▸ **REQUIRED TASK**
Each record below is to be reproduced without any change.

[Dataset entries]
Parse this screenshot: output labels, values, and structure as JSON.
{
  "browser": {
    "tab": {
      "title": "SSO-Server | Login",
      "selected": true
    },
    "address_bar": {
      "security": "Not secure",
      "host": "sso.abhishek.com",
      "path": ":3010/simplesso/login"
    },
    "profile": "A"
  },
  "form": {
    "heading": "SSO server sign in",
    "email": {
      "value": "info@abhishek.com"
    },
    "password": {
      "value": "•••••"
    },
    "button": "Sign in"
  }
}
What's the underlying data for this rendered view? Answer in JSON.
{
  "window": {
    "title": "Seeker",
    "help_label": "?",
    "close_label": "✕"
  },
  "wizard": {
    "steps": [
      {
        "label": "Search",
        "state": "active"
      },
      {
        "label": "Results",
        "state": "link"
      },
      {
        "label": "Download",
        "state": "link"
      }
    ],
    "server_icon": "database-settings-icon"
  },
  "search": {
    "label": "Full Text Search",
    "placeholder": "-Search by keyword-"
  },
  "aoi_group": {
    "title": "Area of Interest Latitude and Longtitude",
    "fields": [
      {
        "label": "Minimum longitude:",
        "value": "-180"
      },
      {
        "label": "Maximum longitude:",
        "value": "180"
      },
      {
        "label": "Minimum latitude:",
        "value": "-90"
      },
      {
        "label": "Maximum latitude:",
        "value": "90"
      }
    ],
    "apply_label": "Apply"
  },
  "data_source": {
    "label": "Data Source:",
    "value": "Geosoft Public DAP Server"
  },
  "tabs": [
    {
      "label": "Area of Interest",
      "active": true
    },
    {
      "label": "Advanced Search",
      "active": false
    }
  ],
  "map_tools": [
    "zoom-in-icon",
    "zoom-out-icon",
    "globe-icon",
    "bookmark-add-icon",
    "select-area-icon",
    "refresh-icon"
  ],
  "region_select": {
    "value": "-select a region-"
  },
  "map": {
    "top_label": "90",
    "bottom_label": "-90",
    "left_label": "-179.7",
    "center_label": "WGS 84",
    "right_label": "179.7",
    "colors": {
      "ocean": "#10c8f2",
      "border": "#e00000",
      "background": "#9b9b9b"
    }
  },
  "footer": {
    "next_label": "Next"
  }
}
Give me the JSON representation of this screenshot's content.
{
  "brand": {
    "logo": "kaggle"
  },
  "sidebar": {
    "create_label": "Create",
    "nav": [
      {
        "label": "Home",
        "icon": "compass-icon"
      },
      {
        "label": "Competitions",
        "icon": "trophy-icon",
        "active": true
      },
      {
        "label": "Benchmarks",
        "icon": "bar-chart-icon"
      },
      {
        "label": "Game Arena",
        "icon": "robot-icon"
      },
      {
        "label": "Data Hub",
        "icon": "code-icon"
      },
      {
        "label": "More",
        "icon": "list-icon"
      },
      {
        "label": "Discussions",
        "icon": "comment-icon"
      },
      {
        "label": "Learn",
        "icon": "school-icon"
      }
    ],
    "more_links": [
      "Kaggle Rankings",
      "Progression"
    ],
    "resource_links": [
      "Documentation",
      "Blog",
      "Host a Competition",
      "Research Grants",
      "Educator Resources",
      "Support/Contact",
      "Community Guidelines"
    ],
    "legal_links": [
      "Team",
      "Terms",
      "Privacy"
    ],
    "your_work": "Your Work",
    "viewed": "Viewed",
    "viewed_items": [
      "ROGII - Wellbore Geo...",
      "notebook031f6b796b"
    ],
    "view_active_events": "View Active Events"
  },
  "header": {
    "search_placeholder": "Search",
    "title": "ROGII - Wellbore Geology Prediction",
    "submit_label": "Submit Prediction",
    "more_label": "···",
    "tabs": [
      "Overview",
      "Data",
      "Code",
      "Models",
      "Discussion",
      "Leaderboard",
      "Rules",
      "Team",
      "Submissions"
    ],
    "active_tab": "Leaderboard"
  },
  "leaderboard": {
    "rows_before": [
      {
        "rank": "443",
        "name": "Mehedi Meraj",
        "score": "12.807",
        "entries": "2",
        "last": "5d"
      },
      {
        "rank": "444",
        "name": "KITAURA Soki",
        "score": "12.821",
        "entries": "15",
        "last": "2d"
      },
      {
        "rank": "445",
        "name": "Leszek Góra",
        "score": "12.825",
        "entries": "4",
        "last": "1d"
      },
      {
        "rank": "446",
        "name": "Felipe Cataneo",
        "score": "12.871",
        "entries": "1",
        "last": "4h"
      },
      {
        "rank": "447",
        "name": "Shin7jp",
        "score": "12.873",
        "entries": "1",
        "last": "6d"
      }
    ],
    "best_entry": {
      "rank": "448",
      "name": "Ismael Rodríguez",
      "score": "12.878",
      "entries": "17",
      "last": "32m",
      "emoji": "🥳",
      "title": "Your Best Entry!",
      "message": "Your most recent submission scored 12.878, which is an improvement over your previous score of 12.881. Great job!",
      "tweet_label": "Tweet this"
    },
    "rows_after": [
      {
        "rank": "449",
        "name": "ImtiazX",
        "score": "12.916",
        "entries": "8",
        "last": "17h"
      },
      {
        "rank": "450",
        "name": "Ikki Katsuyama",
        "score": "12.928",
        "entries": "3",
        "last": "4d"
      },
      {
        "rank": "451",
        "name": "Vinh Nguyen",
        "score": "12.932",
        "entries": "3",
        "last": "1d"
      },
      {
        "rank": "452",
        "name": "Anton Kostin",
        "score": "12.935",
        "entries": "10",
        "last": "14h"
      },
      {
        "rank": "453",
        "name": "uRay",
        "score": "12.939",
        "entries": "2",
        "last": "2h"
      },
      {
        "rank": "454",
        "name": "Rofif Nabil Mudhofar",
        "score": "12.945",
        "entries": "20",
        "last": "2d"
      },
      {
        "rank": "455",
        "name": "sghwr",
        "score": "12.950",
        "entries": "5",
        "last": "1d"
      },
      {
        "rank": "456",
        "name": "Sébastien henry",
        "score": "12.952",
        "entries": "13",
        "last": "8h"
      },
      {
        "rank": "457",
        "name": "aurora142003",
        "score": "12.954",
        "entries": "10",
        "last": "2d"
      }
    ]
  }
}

▸ **ANSWER TO THIS PROBLEM**
Parse this screenshot: output labels, values, and structure as JSON.
{
  "browser": {
    "tab": {
      "title": "SSO-Server | Login",
      "selected": true
    },
    "address_bar": {
      "security": "Not secure",
      "host": "sso.abhishek.com",
      "path": ":3010/simplesso/login"
    },
    "profile": "A"
  },
  "form": {
    "heading": "SSO server sign in",
    "email": {
      "value": "info@abhishek.com"
    },
    "password": {
      "value": "•••••"
    },
    "button": "Sign in"
  }
}
What's the underlying data for this rendered view? Answer in JSON.
{
  "window": {
    "title": "Seeker",
    "help_label": "?",
    "close_label": "✕"
  },
  "wizard": {
    "steps": [
      {
        "label": "Search",
        "state": "active"
      },
      {
        "label": "Results",
        "state": "link"
      },
      {
        "label": "Download",
        "state": "link"
      }
    ],
    "server_icon": "database-settings-icon"
  },
  "search": {
    "label": "Full Text Search",
    "placeholder": "-Search by keyword-"
  },
  "aoi_group": {
    "title": "Area of Interest Latitude and Longtitude",
    "fields": [
      {
        "label": "Minimum longitude:",
        "value": "-180"
      },
      {
        "label": "Maximum longitude:",
        "value": "180"
      },
      {
        "label": "Minimum latitude:",
        "value": "-90"
      },
      {
        "label": "Maximum latitude:",
        "value": "90"
      }
    ],
    "apply_label": "Apply"
  },
  "data_source": {
    "label": "Data Source:",
    "value": "Geosoft Public DAP Server"
  },
  "tabs": [
    {
      "label": "Area of Interest",
      "active": true
    },
    {
      "label": "Advanced Search",
      "active": false
    }
  ],
  "map_tools": [
    "zoom-in-icon",
    "zoom-out-icon",
    "globe-icon",
    "bookmark-add-icon",
    "select-area-icon",
    "refresh-icon"
  ],
  "region_select": {
    "value": "-select a region-"
  },
  "map": {
    "top_label": "90",
    "bottom_label": "-90",
    "left_label": "-179.7",
    "center_label": "WGS 84",
    "right_label": "179.7",
    "colors": {
      "ocean": "#10c8f2",
      "border": "#e00000",
      "background": "#9b9b9b"
    }
  },
  "footer": {
    "next_label": "Next"
  }
}
Give me the JSON representation of this screenshot's content.
{
  "brand": {
    "logo": "kaggle"
  },
  "sidebar": {
    "create_label": "Create",
    "nav": [
      {
        "label": "Home",
        "icon": "compass-icon"
      },
      {
        "label": "Competitions",
        "icon": "trophy-icon",
        "active": true
      },
      {
        "label": "Benchmarks",
        "icon": "bar-chart-icon"
      },
      {
        "label": "Game Arena",
        "icon": "robot-icon"
      },
      {
        "label": "Data Hub",
        "icon": "code-icon"
      },
      {
        "label": "More",
        "icon": "list-icon"
      },
      {
        "label": "Discussions",
        "icon": "comment-icon"
      },
      {
        "label": "Learn",
        "icon": "school-icon"
      }
    ],
    "more_links": [
      "Kaggle Rankings",
      "Progression"
    ],
    "resource_links": [
      "Documentation",
      "Blog",
      "Host a Competition",
      "Research Grants",
      "Educator Resources",
      "Support/Contact",
      "Community Guidelines"
    ],
    "legal_links": [
      "Team",
      "Terms",
      "Privacy"
    ],
    "your_work": "Your Work",
    "viewed": "Viewed",
    "viewed_items": [
      "ROGII - Wellbore Geo...",
      "notebook031f6b796b"
    ],
    "view_active_events": "View Active Events"
  },
  "header": {
    "search_placeholder": "Search",
    "title": "ROGII - Wellbore Geology Prediction",
    "submit_label": "Submit Prediction",
    "more_label": "···",
    "tabs": [
      "Overview",
      "Data",
      "Code",
      "Models",
      "Discussion",
      "Leaderboard",
      "Rules",
      "Team",
      "Submissions"
    ],
    "active_tab": "Leaderboard"
  },
  "leaderboard": {
    "rows_before": [
      {
        "rank": "443",
        "name": "Mehedi Meraj",
        "score": "12.807",
        "entries": "2",
        "last": "5d"
      },
      {
        "rank": "444",
        "name": "KITAURA Soki",
        "score": "12.821",
        "entries": "15",
        "last": "2d"
      },
      {
        "rank": "445",
        "name": "Leszek Góra",
        "score": "12.825",
        "entries": "4",
        "last": "1d"
      },
      {
        "rank": "446",
        "name": "Felipe Cataneo",
        "score": "12.871",
        "entries": "1",
        "last": "4h"
      },
      {
        "rank": "447",
        "name": "Shin7jp",
        "score": "12.873",
        "entries": "1",
        "last": "6d"
      }
    ],
    "best_entry": {
      "rank": "448",
      "name": "Ismael Rodríguez",
      "score": "12.878",
      "entries": "17",
      "last": "32m",
      "emoji": "🥳",
      "title": "Your Best Entry!",
      "message": "Your most recent submission scored 12.878, which is an improvement over your previous score of 12.881. Great job!",
      "tweet_label": "Tweet this"
    },
    "rows_after": [
      {
        "rank": "449",
        "name": "ImtiazX",
        "score": "12.916",
        "entries": "8",
        "last": "17h"
      },
      {
        "rank": "450",
        "name": "Ikki Katsuyama",
        "score": "12.928",
        "entries": "3",
        "last": "4d"
      },
      {
        "rank": "451",
        "name": "Vinh Nguyen",
        "score": "12.932",
        "entries": "3",
        "last": "1d"
      },
      {
        "rank": "452",
        "name": "Anton Kostin",
        "score": "12.935",
        "entries": "10",
        "last": "14h"
      },
      {
        "rank": "453",
        "name": "uRay",
        "score": "12.939",
        "entries": "2",
        "last": "2h"
      },
      {
        "rank": "454",
        "name": "Rofif Nabil Mudhofar",
        "score": "12.945",
        "entries": "20",
        "last": "2d"
      },
      {
        "rank": "455",
        "name": "sghwr",
        "score": "12.950",
        "entries": "5",
        "last": "1d"
      },
      {
        "rank": "456",
        "name": "Sébastien henry",
        "score": "12.952",
        "entries": "13",
        "last": "8h"
      },
      {
        "rank": "457",
        "name": "aurora142003",
        "score": "12.954",
        "entries": "10",
        "last": "2d"
      }
    ]
  }
}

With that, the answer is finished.